====== Data for processing ======
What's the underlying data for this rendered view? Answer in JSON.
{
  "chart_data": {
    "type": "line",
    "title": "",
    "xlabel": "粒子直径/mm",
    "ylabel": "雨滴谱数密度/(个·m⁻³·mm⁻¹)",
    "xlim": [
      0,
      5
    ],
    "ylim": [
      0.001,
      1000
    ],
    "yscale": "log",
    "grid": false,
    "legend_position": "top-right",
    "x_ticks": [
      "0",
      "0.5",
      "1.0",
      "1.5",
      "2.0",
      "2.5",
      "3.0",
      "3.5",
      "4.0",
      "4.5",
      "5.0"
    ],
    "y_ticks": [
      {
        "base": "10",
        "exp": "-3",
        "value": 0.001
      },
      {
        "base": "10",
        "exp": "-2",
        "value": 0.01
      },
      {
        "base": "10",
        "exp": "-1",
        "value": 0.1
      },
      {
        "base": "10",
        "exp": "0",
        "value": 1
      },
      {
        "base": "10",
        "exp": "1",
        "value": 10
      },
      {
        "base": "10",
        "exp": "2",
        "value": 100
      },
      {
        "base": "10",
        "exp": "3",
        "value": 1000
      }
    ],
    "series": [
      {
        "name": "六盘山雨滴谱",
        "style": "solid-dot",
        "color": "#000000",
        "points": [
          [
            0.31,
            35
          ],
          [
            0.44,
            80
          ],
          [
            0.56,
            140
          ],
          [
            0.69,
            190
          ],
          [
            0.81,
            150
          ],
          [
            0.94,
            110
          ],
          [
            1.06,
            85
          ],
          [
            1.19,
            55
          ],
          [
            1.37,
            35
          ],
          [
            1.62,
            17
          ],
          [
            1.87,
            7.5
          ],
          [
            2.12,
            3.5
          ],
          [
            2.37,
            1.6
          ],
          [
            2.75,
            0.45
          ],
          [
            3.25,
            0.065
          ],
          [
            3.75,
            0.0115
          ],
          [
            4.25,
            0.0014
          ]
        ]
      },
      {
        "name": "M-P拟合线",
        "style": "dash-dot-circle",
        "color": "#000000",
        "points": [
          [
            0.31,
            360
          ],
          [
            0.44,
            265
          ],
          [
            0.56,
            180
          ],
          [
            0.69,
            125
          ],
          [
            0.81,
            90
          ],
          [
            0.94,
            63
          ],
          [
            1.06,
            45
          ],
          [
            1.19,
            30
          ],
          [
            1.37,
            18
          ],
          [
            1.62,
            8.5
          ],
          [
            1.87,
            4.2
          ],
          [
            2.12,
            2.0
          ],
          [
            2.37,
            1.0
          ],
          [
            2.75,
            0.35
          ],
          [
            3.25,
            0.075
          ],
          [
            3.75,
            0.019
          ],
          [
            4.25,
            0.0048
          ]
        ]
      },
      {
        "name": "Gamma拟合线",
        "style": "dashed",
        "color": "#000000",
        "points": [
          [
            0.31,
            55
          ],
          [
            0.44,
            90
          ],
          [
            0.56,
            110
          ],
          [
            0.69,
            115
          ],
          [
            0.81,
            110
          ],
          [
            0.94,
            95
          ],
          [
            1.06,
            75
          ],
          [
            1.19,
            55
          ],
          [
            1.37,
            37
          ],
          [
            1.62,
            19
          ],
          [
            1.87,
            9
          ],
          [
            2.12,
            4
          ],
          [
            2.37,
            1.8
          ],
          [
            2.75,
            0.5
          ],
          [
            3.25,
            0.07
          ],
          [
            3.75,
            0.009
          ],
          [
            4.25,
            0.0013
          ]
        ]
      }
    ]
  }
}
======
• Work to be completed
Return the listing above word for word.

• Response to the exercise
What's the underlying data for this rendered view? Answer in JSON.
{
  "chart_data": {
    "type": "line",
    "title": "",
    "xlabel": "粒子直径/mm",
    "ylabel": "雨滴谱数密度/(个·m⁻³·mm⁻¹)",
    "xlim": [
      0,
      5
    ],
    "ylim": [
      0.001,
      1000
    ],
    "yscale": "log",
    "grid": false,
    "legend_position": "top-right",
    "x_ticks": [
      "0",
      "0.5",
      "1.0",
      "1.5",
      "2.0",
      "2.5",
      "3.0",
      "3.5",
      "4.0",
      "4.5",
      "5.0"
    ],
    "y_ticks": [
      {
        "base": "10",
        "exp": "-3",
        "value": 0.001
      },
      {
        "base": "10",
        "exp": "-2",
        "value": 0.01
      },
      {
        "base": "10",
        "exp": "-1",
        "value": 0.1
      },
      {
        "base": "10",
        "exp": "0",
        "value": 1
      },
      {
        "base": "10",
        "exp": "1",
        "value": 10
      },
      {
        "base": "10",
        "exp": "2",
        "value": 100
      },
      {
        "base": "10",
        "exp": "3",
        "value": 1000
      }
    ],
    "series": [
      {
        "name": "六盘山雨滴谱",
        "style": "solid-dot",
        "color": "#000000",
        "points": [
          [
            0.31,
            35
          ],
          [
            0.44,
            80
          ],
          [
            0.56,
            140
          ],
          [
            0.69,
            190
          ],
          [
            0.81,
            150
          ],
          [
            0.94,
            110
          ],
          [
            1.06,
            85
          ],
          [
            1.19,
            55
          ],
          [
            1.37,
            35
          ],
          [
            1.62,
            17
          ],
          [
            1.87,
            7.5
          ],
          [
            2.12,
            3.5
          ],
          [
            2.37,
            1.6
          ],
          [
            2.75,
            0.45
          ],
          [
            3.25,
            0.065
          ],
          [
            3.75,
            0.0115
          ],
          [
            4.25,
            0.0014
          ]
        ]
      },
      {
        "name": "M-P拟合线",
        "style": "dash-dot-circle",
        "color": "#000000",
        "points": [
          [
            0.31,
            360
          ],
          [
            0.44,
            265
          ],
          [
            0.56,
            180
          ],
          [
            0.69,
            125
          ],
          [
            0.81,
            90
          ],
          [
            0.94,
            63
          ],
          [
            1.06,
            45
          ],
          [
            1.19,
            30
          ],
          [
            1.37,
            18
          ],
          [
            1.62,
            8.5
          ],
          [
            1.87,
            4.2
          ],
          [
            2.12,
            2.0
          ],
          [
            2.37,
            1.0
          ],
          [
            2.75,
            0.35
          ],
          [
            3.25,
            0.075
          ],
          [
            3.75,
            0.019
          ],
          [
            4.25,
            0.0048
          ]
        ]
      },
      {
        "name": "Gamma拟合线",
        "style": "dashed",
        "color": "#000000",
        "points": [
          [
            0.31,
            55
          ],
          [
            0.44,
            90
          ],
          [
            0.56,
            110
          ],
          [
            0.69,
            115
          ],
          [
            0.81,
            110
          ],
          [
            0.94,
            95
          ],
          [
            1.06,
            75
          ],
          [
            1.19,
            55
          ],
          [
            1.37,
            37
          ],
          [
            1.62,
            19
          ],
          [
            1.87,
            9
          ],
          [
            2.12,
            4
          ],
          [
            2.37,
            1.8
          ],
          [
            2.75,
            0.5
          ],
          [
            3.25,
            0.07
          ],
          [
            3.75,
            0.009
          ],
          [
            4.25,
            0.0013
          ]
        ]
      }
    ]
  }
}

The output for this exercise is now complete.